[What you need to do] In the material below, find every line with "Search" and pull it out.

[Dataset records]
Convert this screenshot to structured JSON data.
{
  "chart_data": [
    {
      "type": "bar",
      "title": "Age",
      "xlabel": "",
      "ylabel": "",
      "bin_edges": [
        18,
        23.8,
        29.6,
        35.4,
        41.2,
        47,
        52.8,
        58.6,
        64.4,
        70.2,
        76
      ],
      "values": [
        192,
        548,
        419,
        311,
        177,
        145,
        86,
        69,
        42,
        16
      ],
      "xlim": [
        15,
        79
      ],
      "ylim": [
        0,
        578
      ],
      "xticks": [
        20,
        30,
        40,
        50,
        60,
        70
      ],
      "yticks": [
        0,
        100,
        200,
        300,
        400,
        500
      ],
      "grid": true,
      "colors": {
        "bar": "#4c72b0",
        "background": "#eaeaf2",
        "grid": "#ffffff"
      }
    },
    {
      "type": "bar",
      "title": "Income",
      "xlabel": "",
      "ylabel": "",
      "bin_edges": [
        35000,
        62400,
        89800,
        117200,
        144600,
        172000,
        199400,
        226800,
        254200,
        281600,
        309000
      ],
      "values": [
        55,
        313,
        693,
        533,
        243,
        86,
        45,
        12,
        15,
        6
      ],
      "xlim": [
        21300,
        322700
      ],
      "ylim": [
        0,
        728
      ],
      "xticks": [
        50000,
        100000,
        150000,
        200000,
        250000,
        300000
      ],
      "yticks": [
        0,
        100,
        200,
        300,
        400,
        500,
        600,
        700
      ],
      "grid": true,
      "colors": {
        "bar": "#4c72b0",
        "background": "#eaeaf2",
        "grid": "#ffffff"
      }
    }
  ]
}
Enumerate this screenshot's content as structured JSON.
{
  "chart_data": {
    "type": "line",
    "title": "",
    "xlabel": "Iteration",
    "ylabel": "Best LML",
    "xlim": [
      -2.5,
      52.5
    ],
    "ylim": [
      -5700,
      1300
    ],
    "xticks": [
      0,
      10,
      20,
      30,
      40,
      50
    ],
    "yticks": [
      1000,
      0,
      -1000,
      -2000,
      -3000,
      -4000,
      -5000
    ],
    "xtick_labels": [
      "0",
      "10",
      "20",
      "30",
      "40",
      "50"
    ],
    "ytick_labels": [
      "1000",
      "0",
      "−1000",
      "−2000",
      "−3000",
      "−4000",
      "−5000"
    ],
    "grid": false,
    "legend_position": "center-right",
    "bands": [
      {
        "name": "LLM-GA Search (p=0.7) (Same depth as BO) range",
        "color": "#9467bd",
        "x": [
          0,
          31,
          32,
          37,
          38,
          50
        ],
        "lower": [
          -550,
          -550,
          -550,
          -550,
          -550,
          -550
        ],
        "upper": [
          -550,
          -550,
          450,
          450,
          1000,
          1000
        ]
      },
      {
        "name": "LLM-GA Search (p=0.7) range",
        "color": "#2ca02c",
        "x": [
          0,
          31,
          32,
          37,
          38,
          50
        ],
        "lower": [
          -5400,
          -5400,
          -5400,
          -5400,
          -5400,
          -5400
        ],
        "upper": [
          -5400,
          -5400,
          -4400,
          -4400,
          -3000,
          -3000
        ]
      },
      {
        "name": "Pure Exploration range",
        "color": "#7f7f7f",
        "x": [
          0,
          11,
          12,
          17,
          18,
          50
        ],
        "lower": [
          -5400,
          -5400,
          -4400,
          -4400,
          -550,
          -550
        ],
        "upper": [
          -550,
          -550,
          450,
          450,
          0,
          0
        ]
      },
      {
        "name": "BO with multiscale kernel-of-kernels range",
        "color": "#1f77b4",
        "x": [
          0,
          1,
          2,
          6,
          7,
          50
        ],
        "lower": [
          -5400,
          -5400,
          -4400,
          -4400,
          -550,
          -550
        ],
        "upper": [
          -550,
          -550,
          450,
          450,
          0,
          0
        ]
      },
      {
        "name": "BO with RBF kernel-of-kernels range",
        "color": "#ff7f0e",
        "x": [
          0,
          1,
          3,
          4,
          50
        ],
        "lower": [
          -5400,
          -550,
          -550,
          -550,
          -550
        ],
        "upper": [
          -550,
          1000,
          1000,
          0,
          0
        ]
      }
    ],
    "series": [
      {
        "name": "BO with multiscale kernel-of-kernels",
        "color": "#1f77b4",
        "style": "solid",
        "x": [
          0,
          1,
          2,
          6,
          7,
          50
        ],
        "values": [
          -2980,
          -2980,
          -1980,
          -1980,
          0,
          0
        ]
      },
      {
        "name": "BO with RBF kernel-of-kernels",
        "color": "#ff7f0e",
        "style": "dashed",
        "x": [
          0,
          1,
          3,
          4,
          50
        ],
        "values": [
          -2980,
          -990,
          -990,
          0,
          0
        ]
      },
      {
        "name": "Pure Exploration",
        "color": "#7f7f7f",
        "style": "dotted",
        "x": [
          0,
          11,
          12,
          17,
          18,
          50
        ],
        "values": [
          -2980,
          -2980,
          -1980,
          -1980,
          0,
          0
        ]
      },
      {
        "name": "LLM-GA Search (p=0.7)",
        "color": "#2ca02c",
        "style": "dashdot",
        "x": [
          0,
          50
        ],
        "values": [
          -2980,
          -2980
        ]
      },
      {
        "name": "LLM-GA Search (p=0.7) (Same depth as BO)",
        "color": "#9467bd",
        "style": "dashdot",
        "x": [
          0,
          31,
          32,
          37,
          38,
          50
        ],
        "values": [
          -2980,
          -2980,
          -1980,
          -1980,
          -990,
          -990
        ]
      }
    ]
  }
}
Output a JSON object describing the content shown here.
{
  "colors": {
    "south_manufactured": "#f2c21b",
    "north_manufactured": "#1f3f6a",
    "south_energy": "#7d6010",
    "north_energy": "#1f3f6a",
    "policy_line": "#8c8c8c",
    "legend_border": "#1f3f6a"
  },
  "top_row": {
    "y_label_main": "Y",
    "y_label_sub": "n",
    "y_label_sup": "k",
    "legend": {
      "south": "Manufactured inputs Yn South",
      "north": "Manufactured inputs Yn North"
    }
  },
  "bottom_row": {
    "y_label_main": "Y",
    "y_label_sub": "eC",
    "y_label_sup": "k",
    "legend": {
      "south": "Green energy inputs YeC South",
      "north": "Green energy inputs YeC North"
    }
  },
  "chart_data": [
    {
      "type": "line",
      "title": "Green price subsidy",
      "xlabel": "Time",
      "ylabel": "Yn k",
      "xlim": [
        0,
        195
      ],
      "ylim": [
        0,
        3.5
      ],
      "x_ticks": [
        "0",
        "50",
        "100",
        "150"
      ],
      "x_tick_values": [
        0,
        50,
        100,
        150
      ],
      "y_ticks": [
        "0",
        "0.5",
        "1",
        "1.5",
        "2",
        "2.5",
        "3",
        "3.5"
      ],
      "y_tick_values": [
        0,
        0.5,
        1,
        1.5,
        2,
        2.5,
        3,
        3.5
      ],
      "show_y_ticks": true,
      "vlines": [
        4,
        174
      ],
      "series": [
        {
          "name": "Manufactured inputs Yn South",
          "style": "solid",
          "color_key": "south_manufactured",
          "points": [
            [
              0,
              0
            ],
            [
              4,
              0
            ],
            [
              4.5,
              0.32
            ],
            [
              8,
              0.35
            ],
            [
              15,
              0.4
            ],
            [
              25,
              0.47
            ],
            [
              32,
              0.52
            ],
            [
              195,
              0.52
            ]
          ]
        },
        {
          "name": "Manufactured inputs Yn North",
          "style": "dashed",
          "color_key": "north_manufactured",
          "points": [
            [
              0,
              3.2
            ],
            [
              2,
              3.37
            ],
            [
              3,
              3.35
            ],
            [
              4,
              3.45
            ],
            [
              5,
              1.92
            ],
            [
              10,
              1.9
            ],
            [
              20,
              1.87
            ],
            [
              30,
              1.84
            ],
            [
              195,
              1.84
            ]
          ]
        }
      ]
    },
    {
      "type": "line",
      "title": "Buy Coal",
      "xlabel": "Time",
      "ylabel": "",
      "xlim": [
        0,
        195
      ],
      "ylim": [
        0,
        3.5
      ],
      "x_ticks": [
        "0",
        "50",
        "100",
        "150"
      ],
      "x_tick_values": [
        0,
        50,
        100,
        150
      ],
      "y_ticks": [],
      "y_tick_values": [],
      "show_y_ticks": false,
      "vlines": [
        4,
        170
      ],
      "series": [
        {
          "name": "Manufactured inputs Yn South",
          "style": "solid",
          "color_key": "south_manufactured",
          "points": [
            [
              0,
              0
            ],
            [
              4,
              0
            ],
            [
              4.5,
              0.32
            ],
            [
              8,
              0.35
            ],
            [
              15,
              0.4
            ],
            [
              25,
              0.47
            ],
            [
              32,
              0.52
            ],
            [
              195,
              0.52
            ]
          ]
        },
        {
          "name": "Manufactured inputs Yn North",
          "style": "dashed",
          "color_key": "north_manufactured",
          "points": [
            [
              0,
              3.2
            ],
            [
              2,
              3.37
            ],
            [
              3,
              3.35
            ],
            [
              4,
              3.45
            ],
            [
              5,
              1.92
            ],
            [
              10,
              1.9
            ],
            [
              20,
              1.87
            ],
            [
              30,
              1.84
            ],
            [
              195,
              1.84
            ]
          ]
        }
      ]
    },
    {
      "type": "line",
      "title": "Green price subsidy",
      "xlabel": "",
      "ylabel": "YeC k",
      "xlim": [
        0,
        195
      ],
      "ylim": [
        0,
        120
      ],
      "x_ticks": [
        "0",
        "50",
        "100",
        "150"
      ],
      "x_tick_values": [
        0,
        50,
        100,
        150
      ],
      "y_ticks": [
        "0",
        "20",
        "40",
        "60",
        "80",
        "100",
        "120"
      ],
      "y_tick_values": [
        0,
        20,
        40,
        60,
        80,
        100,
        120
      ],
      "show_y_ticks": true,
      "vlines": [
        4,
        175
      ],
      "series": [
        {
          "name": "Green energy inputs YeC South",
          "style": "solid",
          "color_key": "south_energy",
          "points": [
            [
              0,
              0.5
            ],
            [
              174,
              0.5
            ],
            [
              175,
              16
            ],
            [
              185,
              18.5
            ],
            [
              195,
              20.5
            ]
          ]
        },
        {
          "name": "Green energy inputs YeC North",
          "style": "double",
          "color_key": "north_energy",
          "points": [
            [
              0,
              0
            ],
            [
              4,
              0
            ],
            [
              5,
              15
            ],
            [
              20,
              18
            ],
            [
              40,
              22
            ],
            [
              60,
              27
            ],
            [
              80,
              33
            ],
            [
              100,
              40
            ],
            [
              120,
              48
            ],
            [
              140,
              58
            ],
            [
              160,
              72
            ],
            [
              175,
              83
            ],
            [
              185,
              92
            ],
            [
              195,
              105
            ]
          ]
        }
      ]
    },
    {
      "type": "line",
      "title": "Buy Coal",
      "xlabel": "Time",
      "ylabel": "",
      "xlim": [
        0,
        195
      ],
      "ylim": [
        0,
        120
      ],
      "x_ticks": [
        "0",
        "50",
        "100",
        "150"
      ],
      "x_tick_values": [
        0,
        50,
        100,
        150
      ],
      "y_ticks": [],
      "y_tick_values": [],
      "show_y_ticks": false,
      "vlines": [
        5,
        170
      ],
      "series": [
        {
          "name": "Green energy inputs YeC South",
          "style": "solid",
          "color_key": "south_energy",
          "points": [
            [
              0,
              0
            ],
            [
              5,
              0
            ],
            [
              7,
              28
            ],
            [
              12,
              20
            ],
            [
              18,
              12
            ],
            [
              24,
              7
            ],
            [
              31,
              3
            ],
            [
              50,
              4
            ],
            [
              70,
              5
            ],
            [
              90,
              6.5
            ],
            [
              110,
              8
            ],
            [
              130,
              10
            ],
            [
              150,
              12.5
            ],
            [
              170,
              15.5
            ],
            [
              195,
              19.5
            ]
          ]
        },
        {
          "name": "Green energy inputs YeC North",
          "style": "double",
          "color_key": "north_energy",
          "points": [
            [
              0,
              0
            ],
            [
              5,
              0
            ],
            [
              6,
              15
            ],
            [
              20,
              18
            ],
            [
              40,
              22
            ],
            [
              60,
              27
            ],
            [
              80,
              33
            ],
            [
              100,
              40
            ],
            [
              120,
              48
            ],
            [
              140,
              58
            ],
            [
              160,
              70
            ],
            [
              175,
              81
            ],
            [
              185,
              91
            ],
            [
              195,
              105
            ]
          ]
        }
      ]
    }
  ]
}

[Answer to the problem]
        "name": "LLM-GA Search (p=0.7) (Same depth as BO) range",
        "name": "LLM-GA Search (p=0.7) range",
        "name": "LLM-GA Search (p=0.7)",
        "name": "LLM-GA Search (p=0.7) (Same depth as BO)",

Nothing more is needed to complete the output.